Short task: Track down each line that has the word "Clinton" and copy it.

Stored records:

>>>>>

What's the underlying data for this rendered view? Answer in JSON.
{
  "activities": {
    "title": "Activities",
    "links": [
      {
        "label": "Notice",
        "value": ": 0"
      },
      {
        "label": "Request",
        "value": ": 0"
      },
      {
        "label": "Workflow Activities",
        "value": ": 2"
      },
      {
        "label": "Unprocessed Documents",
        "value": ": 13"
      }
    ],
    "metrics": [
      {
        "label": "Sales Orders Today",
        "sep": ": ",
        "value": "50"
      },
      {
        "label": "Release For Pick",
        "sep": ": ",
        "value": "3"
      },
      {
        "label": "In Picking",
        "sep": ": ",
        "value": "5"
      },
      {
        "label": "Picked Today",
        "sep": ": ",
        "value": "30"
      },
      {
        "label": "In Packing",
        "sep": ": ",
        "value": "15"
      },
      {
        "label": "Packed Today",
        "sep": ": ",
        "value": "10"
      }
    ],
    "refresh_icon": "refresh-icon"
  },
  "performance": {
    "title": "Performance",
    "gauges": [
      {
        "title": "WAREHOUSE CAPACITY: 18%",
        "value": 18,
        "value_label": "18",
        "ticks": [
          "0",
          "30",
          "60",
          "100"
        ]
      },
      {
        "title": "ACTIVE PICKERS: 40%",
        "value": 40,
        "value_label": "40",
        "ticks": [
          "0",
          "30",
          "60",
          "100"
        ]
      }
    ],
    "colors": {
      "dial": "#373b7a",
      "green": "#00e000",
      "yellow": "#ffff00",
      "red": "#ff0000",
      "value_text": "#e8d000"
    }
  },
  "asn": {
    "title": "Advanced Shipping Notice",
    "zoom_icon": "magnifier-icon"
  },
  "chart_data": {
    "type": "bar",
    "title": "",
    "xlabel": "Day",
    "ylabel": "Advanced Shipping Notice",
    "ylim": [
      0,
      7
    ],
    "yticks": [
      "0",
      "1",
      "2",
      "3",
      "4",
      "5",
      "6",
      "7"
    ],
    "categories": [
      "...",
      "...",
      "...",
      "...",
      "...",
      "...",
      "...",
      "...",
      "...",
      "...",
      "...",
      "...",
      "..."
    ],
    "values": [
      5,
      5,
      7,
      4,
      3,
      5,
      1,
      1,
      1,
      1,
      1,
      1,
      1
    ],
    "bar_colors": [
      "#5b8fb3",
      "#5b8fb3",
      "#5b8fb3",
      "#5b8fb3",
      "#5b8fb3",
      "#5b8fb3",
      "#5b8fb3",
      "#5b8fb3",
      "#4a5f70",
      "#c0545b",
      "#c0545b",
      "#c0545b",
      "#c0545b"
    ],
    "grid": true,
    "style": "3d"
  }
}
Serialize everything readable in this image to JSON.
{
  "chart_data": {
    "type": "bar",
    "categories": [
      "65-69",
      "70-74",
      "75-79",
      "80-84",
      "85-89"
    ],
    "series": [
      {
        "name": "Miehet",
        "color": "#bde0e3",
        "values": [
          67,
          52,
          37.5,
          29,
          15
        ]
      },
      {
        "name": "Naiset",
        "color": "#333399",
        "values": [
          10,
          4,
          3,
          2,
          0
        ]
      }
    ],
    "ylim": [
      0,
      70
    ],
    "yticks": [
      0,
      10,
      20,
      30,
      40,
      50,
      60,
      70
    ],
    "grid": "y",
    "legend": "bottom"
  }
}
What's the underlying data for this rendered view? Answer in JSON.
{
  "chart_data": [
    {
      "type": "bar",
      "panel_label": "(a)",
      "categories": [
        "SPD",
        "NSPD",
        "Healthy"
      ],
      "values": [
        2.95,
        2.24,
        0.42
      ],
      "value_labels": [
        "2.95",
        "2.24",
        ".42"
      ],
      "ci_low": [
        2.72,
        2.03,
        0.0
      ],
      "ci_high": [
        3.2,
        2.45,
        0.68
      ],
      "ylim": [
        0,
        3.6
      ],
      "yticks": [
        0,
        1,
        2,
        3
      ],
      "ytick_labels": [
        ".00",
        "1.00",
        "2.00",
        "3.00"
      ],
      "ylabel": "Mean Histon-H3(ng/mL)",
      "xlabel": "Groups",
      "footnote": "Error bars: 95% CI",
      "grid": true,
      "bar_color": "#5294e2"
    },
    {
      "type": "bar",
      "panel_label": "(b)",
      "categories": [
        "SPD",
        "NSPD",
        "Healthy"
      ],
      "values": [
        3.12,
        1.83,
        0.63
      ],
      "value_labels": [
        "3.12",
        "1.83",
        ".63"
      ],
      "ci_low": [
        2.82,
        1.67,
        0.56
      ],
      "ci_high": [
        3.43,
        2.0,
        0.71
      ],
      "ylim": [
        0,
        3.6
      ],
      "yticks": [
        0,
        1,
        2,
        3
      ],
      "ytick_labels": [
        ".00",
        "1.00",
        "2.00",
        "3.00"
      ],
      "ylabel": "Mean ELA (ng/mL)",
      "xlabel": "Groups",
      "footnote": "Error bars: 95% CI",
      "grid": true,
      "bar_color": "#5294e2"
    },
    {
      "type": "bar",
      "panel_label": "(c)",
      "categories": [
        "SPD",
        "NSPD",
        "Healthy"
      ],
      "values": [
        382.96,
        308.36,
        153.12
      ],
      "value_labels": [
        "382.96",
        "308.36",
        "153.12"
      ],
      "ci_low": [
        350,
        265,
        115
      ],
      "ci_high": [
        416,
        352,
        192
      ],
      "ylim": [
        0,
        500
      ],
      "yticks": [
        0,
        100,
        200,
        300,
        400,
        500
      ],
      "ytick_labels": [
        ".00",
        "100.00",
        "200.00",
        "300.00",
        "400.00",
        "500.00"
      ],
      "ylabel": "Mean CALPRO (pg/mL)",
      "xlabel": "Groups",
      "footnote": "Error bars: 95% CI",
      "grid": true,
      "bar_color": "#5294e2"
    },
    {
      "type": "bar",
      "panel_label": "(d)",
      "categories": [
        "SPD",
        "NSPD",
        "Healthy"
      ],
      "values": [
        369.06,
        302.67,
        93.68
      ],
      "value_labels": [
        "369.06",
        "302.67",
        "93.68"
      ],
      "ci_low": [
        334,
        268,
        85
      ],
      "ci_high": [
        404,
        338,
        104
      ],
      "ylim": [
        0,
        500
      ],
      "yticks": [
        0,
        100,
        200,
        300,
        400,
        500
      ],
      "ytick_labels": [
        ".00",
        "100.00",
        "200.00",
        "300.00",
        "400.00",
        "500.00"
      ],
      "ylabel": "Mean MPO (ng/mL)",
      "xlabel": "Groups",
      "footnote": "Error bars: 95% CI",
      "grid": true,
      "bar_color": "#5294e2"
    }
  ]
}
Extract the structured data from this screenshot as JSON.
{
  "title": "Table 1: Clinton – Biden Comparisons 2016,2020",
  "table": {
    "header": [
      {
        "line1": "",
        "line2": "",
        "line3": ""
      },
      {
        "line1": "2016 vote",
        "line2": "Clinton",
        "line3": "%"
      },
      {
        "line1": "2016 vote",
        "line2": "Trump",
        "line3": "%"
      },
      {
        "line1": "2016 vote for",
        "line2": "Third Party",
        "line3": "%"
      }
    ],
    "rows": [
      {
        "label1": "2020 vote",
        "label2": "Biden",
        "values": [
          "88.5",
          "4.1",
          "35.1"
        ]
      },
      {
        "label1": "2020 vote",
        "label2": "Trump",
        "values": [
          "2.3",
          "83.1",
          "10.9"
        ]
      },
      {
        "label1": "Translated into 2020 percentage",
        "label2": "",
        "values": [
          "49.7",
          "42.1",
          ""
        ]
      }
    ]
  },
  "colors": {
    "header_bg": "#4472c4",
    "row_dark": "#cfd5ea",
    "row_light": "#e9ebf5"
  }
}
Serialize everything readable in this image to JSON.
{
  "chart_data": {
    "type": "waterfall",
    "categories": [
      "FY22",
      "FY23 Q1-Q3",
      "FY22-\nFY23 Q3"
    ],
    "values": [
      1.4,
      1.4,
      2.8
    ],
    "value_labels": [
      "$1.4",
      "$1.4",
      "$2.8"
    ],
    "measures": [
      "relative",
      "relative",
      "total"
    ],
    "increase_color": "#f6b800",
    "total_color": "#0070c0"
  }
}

<<<<<

Expected output:
  "title": "Table 1: Clinton – Biden Comparisons 2016,2020",
        "line2": "Clinton",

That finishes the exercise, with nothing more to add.